WHAT IS REQUIRED: Copy every line of the listing below, character for character.

* Start SUPPLIED MATERIAL *

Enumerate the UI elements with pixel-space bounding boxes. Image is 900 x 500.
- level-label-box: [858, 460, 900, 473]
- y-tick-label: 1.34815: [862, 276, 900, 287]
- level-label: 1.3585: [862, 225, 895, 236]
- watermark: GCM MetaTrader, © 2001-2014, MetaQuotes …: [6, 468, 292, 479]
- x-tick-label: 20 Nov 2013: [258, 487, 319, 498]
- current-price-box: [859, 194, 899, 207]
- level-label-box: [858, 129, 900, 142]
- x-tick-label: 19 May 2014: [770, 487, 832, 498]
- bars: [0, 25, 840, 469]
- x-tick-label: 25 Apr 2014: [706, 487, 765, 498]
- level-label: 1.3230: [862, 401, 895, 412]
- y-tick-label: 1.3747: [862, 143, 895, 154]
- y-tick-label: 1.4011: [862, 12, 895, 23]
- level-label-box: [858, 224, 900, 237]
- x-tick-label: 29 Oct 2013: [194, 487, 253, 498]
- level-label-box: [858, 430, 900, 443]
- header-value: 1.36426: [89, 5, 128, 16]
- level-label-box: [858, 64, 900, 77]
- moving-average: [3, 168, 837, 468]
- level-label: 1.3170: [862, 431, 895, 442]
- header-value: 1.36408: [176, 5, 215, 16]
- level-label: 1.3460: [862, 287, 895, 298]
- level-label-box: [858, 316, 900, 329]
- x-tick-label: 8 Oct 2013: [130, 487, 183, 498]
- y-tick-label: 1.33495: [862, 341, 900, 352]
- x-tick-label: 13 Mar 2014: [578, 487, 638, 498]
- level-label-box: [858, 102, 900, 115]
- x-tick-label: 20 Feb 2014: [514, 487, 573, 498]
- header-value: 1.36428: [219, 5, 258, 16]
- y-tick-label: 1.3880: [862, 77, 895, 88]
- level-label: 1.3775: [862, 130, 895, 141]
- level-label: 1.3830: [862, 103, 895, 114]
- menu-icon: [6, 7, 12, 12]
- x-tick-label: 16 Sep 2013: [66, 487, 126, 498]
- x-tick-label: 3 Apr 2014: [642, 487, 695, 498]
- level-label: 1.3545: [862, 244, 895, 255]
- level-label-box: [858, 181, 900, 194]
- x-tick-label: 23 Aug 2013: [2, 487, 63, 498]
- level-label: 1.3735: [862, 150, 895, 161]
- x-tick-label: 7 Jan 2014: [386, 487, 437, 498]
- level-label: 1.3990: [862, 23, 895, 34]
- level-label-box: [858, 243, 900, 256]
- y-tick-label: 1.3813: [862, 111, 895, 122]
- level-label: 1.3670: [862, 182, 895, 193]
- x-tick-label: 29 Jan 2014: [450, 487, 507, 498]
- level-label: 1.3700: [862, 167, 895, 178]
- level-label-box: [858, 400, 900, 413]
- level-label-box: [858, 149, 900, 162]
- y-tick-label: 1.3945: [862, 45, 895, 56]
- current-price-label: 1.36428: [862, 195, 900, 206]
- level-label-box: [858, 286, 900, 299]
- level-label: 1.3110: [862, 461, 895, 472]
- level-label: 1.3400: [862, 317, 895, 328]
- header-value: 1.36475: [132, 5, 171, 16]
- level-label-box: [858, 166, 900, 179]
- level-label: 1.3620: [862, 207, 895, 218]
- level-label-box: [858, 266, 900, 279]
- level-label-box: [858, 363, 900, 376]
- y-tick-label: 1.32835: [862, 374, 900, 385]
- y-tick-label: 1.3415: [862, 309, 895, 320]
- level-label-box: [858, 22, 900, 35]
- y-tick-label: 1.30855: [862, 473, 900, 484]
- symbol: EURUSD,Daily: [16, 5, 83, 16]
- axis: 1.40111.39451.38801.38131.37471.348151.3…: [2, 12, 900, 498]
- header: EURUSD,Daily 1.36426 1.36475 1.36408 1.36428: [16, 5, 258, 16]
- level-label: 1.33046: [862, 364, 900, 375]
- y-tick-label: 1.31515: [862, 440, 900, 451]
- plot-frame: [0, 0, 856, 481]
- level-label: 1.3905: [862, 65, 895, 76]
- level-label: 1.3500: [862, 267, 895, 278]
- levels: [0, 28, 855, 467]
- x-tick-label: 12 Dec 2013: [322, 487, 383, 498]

* End SUPPLIED MATERIAL *

FINISHED ANSWER:
Enumerate the UI elements with pixel-space bounding boxes. Image is 900 x 500.
- level-label-box: [858, 460, 900, 473]
- y-tick-label: 1.34815: [862, 276, 900, 287]
- level-label: 1.3585: [862, 225, 895, 236]
- watermark: GCM MetaTrader, © 2001-2014, MetaQuotes …: [6, 468, 292, 479]
- x-tick-label: 20 Nov 2013: [258, 487, 319, 498]
- current-price-box: [859, 194, 899, 207]
- level-label-box: [858, 129, 900, 142]
- x-tick-label: 19 May 2014: [770, 487, 832, 498]
- bars: [0, 25, 840, 469]
- x-tick-label: 25 Apr 2014: [706, 487, 765, 498]
- level-label: 1.3230: [862, 401, 895, 412]
- y-tick-label: 1.3747: [862, 143, 895, 154]
- y-tick-label: 1.4011: [862, 12, 895, 23]
- level-label-box: [858, 224, 900, 237]
- x-tick-label: 29 Oct 2013: [194, 487, 253, 498]
- level-label-box: [858, 430, 900, 443]
- header-value: 1.36426: [89, 5, 128, 16]
- level-label-box: [858, 64, 900, 77]
- moving-average: [3, 168, 837, 468]
- level-label: 1.3170: [862, 431, 895, 442]
- header-value: 1.36408: [176, 5, 215, 16]
- level-label: 1.3460: [862, 287, 895, 298]
- level-label-box: [858, 316, 900, 329]
- x-tick-label: 8 Oct 2013: [130, 487, 183, 498]
- y-tick-label: 1.33495: [862, 341, 900, 352]
- x-tick-label: 13 Mar 2014: [578, 487, 638, 498]
- level-label-box: [858, 102, 900, 115]
- x-tick-label: 20 Feb 2014: [514, 487, 573, 498]
- header-value: 1.36428: [219, 5, 258, 16]
- y-tick-label: 1.3880: [862, 77, 895, 88]
- level-label: 1.3775: [862, 130, 895, 141]
- level-label: 1.3830: [862, 103, 895, 114]
- menu-icon: [6, 7, 12, 12]
- x-tick-label: 16 Sep 2013: [66, 487, 126, 498]
- x-tick-label: 3 Apr 2014: [642, 487, 695, 498]
- level-label: 1.3545: [862, 244, 895, 255]
- level-label-box: [858, 181, 900, 194]
- x-tick-label: 23 Aug 2013: [2, 487, 63, 498]
- level-label: 1.3735: [862, 150, 895, 161]
- x-tick-label: 7 Jan 2014: [386, 487, 437, 498]
- level-label: 1.3990: [862, 23, 895, 34]
- level-label-box: [858, 243, 900, 256]
- y-tick-label: 1.3813: [862, 111, 895, 122]
- level-label: 1.3670: [862, 182, 895, 193]
- x-tick-label: 29 Jan 2014: [450, 487, 507, 498]
- level-label: 1.3700: [862, 167, 895, 178]
- level-label-box: [858, 400, 900, 413]
- level-label-box: [858, 149, 900, 162]
- y-tick-label: 1.3945: [862, 45, 895, 56]
- current-price-label: 1.36428: [862, 195, 900, 206]
- level-label-box: [858, 286, 900, 299]
- level-label: 1.3110: [862, 461, 895, 472]
- level-label: 1.3400: [862, 317, 895, 328]
- header-value: 1.36475: [132, 5, 171, 16]
- level-label-box: [858, 166, 900, 179]
- level-label: 1.3620: [862, 207, 895, 218]
- level-label-box: [858, 266, 900, 279]
- level-label-box: [858, 363, 900, 376]
- y-tick-label: 1.32835: [862, 374, 900, 385]
- y-tick-label: 1.3415: [862, 309, 895, 320]
- level-label-box: [858, 22, 900, 35]
- y-tick-label: 1.30855: [862, 473, 900, 484]
- symbol: EURUSD,Daily: [16, 5, 83, 16]
- axis: 1.40111.39451.38801.38131.37471.348151.3…: [2, 12, 900, 498]
- header: EURUSD,Daily 1.36426 1.36475 1.36408 1.36428: [16, 5, 258, 16]
- level-label: 1.33046: [862, 364, 900, 375]
- y-tick-label: 1.31515: [862, 440, 900, 451]
- plot-frame: [0, 0, 856, 481]
- level-label: 1.3905: [862, 65, 895, 76]
- level-label: 1.3500: [862, 267, 895, 278]
- levels: [0, 28, 855, 467]
- x-tick-label: 12 Dec 2013: [322, 487, 383, 498]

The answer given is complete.